_What the exercise asks_
Show every line of the records that contains the string "legend", copying each line in full.

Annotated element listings
|---|

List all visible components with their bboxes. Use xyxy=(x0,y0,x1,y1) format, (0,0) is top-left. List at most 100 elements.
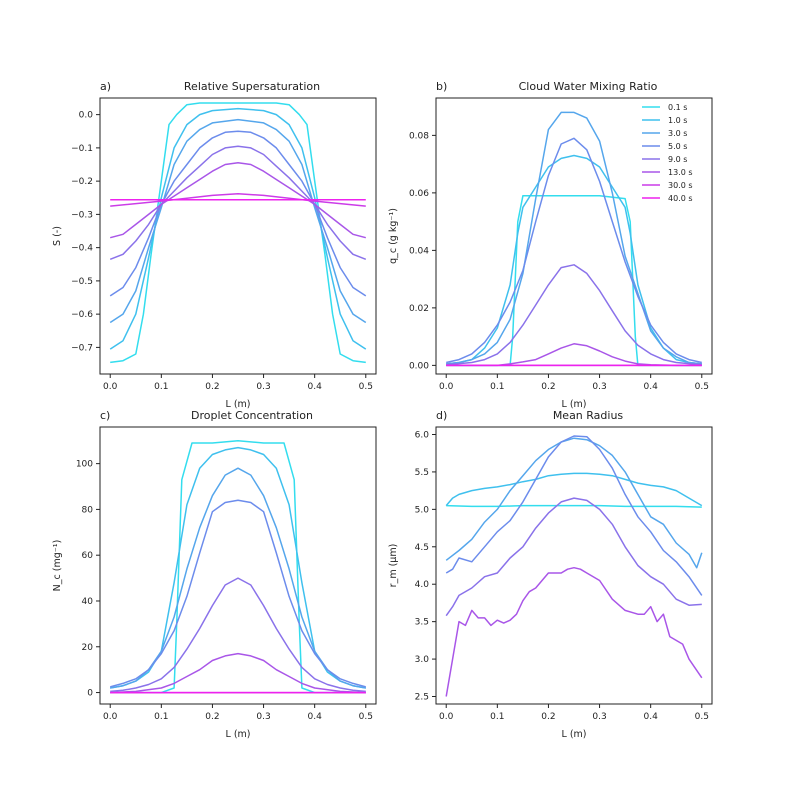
legend-label: 30.0 s xyxy=(668,181,693,190)
plot-frame xyxy=(435,97,713,375)
y-tick-label: 0 xyxy=(87,689,93,699)
series-line-30-0-s xyxy=(110,193,366,207)
panel-title: Mean Radius xyxy=(553,409,624,422)
panel-title: Cloud Water Mixing Ratio xyxy=(519,80,658,93)
x-tick-label: 0.0 xyxy=(103,712,118,722)
series-line-13-0-s xyxy=(445,566,703,697)
y-axis-label: S (-) xyxy=(52,226,63,246)
series-line-9-0-s xyxy=(445,497,702,617)
x-tick-label: 0.4 xyxy=(308,712,323,722)
y-tick-label: 5.5 xyxy=(415,468,429,478)
x-tick-label: 0.2 xyxy=(205,382,219,392)
series-line-0-1-s xyxy=(110,439,366,694)
series-line-5-0-s xyxy=(445,435,703,596)
series-line-13-0-s xyxy=(110,652,366,694)
x-axis-label: L (m) xyxy=(226,399,251,410)
series-line-5-0-s xyxy=(110,499,366,688)
series-line-1-0-s xyxy=(445,472,703,507)
plot-frame xyxy=(435,426,713,705)
y-tick-label: −0.2 xyxy=(71,177,93,187)
x-tick-label: 0.5 xyxy=(359,382,373,392)
panel-letter: b) xyxy=(436,80,447,93)
legend-label: 40.0 s xyxy=(668,194,693,203)
y-tick-label: 0.02 xyxy=(409,304,429,314)
y-tick-label: 5.0 xyxy=(415,505,430,515)
x-tick-label: 0.0 xyxy=(439,712,454,722)
panel-droplet-concentration: 0.0 0.1 0.2 0.3 0.4 0.5 0 20 40 60 80 100 Droplet Co… xyxy=(52,409,377,740)
x-tick-label: 0.0 xyxy=(439,382,454,392)
y-tick-label: 2.5 xyxy=(415,693,429,703)
x-tick-label: 0.1 xyxy=(154,382,168,392)
x-tick-label: 0.0 xyxy=(103,382,118,392)
y-tick-label: 0.06 xyxy=(409,189,429,199)
x-tick-label: 0.1 xyxy=(490,712,504,722)
y-tick-label: 60 xyxy=(82,551,94,561)
legend-label: 0.1 s xyxy=(668,103,687,112)
legend-label: 5.0 s xyxy=(668,142,687,151)
x-axis-label: L (m) xyxy=(562,729,587,740)
y-tick-label: −0.3 xyxy=(71,210,93,220)
x-axis-label: L (m) xyxy=(562,399,587,410)
x-tick-label: 0.3 xyxy=(592,382,606,392)
x-tick-label: 0.2 xyxy=(541,712,555,722)
panel-title: Relative Supersaturation xyxy=(184,80,320,93)
plot-frame xyxy=(99,97,377,375)
series-line-13-0-s xyxy=(110,162,366,239)
y-tick-label: 0.0 xyxy=(79,111,94,121)
legend-label: 3.0 s xyxy=(668,129,687,138)
y-tick-label: 100 xyxy=(76,460,93,470)
x-tick-label: 0.1 xyxy=(490,382,504,392)
series-line-0-1-s xyxy=(446,195,702,367)
panel-mean-radius: 0.0 0.1 0.2 0.3 0.4 0.5 2.5 3.0 3.5 4.0 4.5 5.0 5.5 6… xyxy=(388,409,713,740)
y-axis-label: q_c (g kg⁻¹) xyxy=(388,208,399,264)
y-tick-label: 40 xyxy=(82,597,94,607)
x-axis-label: L (m) xyxy=(226,729,251,740)
y-tick-label: 3.5 xyxy=(415,618,429,628)
y-tick-label: −0.6 xyxy=(71,310,93,320)
y-tick-label: 4.5 xyxy=(415,543,429,553)
series-line-1-0-s xyxy=(109,107,367,350)
x-tick-label: 0.1 xyxy=(154,712,168,722)
x-tick-label: 0.5 xyxy=(695,712,709,722)
series-line-5-0-s xyxy=(109,130,367,297)
x-tick-label: 0.5 xyxy=(695,382,709,392)
x-tick-label: 0.2 xyxy=(541,382,555,392)
y-tick-label: 0.08 xyxy=(409,131,429,141)
y-tick-label: −0.7 xyxy=(71,343,93,353)
y-tick-label: 4.0 xyxy=(415,580,430,590)
plot-frame xyxy=(99,426,377,705)
legend-label: 9.0 s xyxy=(668,155,687,164)
panel-cloud-water-mixing-ratio: 0.0 0.1 0.2 0.3 0.4 0.5 0.00 0.02 0.04 0.06 0.08 Cl… xyxy=(388,80,713,410)
series-line-13-0-s xyxy=(446,343,702,367)
x-tick-label: 0.3 xyxy=(256,382,270,392)
y-tick-label: 80 xyxy=(82,505,94,515)
x-tick-label: 0.3 xyxy=(592,712,606,722)
series-line-1-0-s xyxy=(110,446,366,689)
y-tick-label: 0.04 xyxy=(409,246,429,256)
y-tick-label: 6.0 xyxy=(415,430,430,440)
x-tick-label: 0.4 xyxy=(644,382,659,392)
x-tick-label: 0.4 xyxy=(644,712,659,722)
legend-label: 1.0 s xyxy=(668,116,687,125)
y-tick-label: 3.0 xyxy=(415,655,430,665)
series-line-9-0-s xyxy=(110,577,366,693)
series-line-5-0-s xyxy=(446,137,702,364)
series-line-0-1-s xyxy=(110,102,366,364)
series-line-1-0-s xyxy=(446,154,702,365)
panel-letter: d) xyxy=(436,409,447,422)
y-tick-label: 0.00 xyxy=(409,361,429,371)
series-line-3-0-s xyxy=(445,437,703,569)
x-tick-label: 0.5 xyxy=(359,712,373,722)
y-tick-label: −0.5 xyxy=(71,277,93,287)
series-line-0-1-s xyxy=(446,504,702,508)
y-tick-label: 20 xyxy=(82,643,94,653)
series-line-3-0-s xyxy=(446,111,702,365)
panel-title: Droplet Concentration xyxy=(191,409,313,422)
y-axis-label: r_m (μm) xyxy=(388,544,399,588)
series-line-3-0-s xyxy=(109,118,367,324)
y-tick-label: −0.4 xyxy=(71,244,93,254)
panel-letter: a) xyxy=(100,80,111,93)
x-tick-label: 0.2 xyxy=(205,712,219,722)
y-tick-label: −0.1 xyxy=(71,144,93,154)
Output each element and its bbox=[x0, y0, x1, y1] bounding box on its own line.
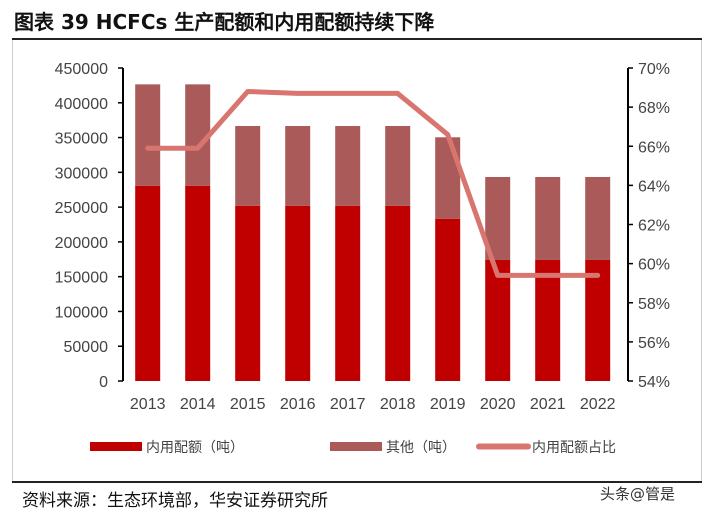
left-tick-label: 100000 bbox=[55, 304, 108, 321]
bar-other bbox=[235, 126, 261, 206]
right-tick-label: 70% bbox=[638, 61, 670, 78]
watermark: 头条@管是 bbox=[600, 485, 676, 503]
left-tick-label: 350000 bbox=[55, 131, 108, 148]
title-divider bbox=[12, 38, 702, 40]
chart-title: 图表 39 HCFCs 生产配额和内用配额持续下降 bbox=[14, 10, 435, 34]
bar-domestic-quota bbox=[185, 185, 211, 381]
right-tick-label: 56% bbox=[638, 335, 670, 352]
legend-label: 内用配额（吨） bbox=[146, 440, 244, 456]
bar-domestic-quota bbox=[285, 205, 311, 381]
line-domestic-share bbox=[145, 88, 601, 278]
left-tick-label: 150000 bbox=[55, 270, 108, 287]
bar-other bbox=[385, 126, 411, 206]
left-tick-label: 250000 bbox=[55, 200, 108, 217]
left-tick-label: 300000 bbox=[55, 165, 108, 182]
bar-other bbox=[435, 137, 461, 219]
legend-label: 内用配额占比 bbox=[532, 440, 616, 456]
x-tick-label: 2021 bbox=[530, 396, 566, 413]
x-tick-label: 2019 bbox=[430, 396, 466, 413]
x-tick-label: 2014 bbox=[180, 396, 216, 413]
right-tick-label: 64% bbox=[638, 178, 670, 195]
bar-domestic-quota bbox=[335, 205, 361, 381]
bar-domestic-quota bbox=[535, 259, 561, 381]
bar-other bbox=[135, 84, 161, 186]
bar-domestic-quota bbox=[435, 218, 461, 381]
chart-frame bbox=[12, 40, 702, 481]
x-tick-label: 2015 bbox=[230, 396, 266, 413]
footer-divider bbox=[12, 481, 702, 483]
right-tick-label: 54% bbox=[638, 374, 670, 391]
left-tick-label: 400000 bbox=[55, 96, 108, 113]
bar-other bbox=[285, 126, 311, 206]
legend-swatch bbox=[330, 442, 382, 451]
right-tick-label: 60% bbox=[638, 257, 670, 274]
left-tick-label: 450000 bbox=[55, 61, 108, 78]
right-tick-label: 66% bbox=[638, 139, 670, 156]
bar-other bbox=[335, 126, 361, 206]
x-tick-label: 2017 bbox=[330, 396, 366, 413]
left-tick-label: 0 bbox=[99, 374, 108, 391]
bar-other bbox=[585, 176, 611, 260]
right-tick-label: 58% bbox=[638, 296, 670, 313]
left-tick-label: 200000 bbox=[55, 235, 108, 252]
bar-domestic-quota bbox=[235, 205, 261, 381]
x-tick-label: 2022 bbox=[580, 396, 616, 413]
legend-label: 其他（吨） bbox=[386, 440, 456, 456]
right-tick-label: 62% bbox=[638, 218, 670, 235]
x-tick-label: 2020 bbox=[480, 396, 516, 413]
right-tick-label: 68% bbox=[638, 100, 670, 117]
bar-domestic-quota bbox=[485, 259, 511, 381]
x-tick-label: 2013 bbox=[130, 396, 166, 413]
bar-domestic-quota bbox=[385, 205, 411, 381]
x-tick-label: 2018 bbox=[380, 396, 416, 413]
legend-swatch bbox=[90, 442, 142, 451]
source-note: 资料来源：生态环境部，华安证券研究所 bbox=[22, 491, 328, 511]
bar-domestic-quota bbox=[135, 185, 161, 381]
bar-other bbox=[535, 176, 561, 260]
x-tick-label: 2016 bbox=[280, 396, 316, 413]
left-tick-label: 50000 bbox=[64, 339, 109, 356]
bar-domestic-quota bbox=[585, 259, 611, 381]
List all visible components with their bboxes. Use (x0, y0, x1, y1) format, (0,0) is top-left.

|---|

_Task output_
legend-label: 30.0 s xyxy=(668,181,693,190)
legend-label: 40.0 s xyxy=(668,194,693,203)
legend-label: 0.1 s xyxy=(668,103,687,112)
legend-label: 5.0 s xyxy=(668,142,687,151)
legend-label: 3.0 s xyxy=(668,129,687,138)
legend-label: 9.0 s xyxy=(668,155,687,164)
legend-label: 1.0 s xyxy=(668,116,687,125)
legend-label: 内用配额（吨） bbox=[146, 440, 244, 456]
legend-label: 内用配额占比 bbox=[532, 440, 616, 456]
legend-swatch bbox=[330, 442, 382, 451]
legend-label: 其他（吨） bbox=[386, 440, 456, 456]
legend-swatch bbox=[90, 442, 142, 451]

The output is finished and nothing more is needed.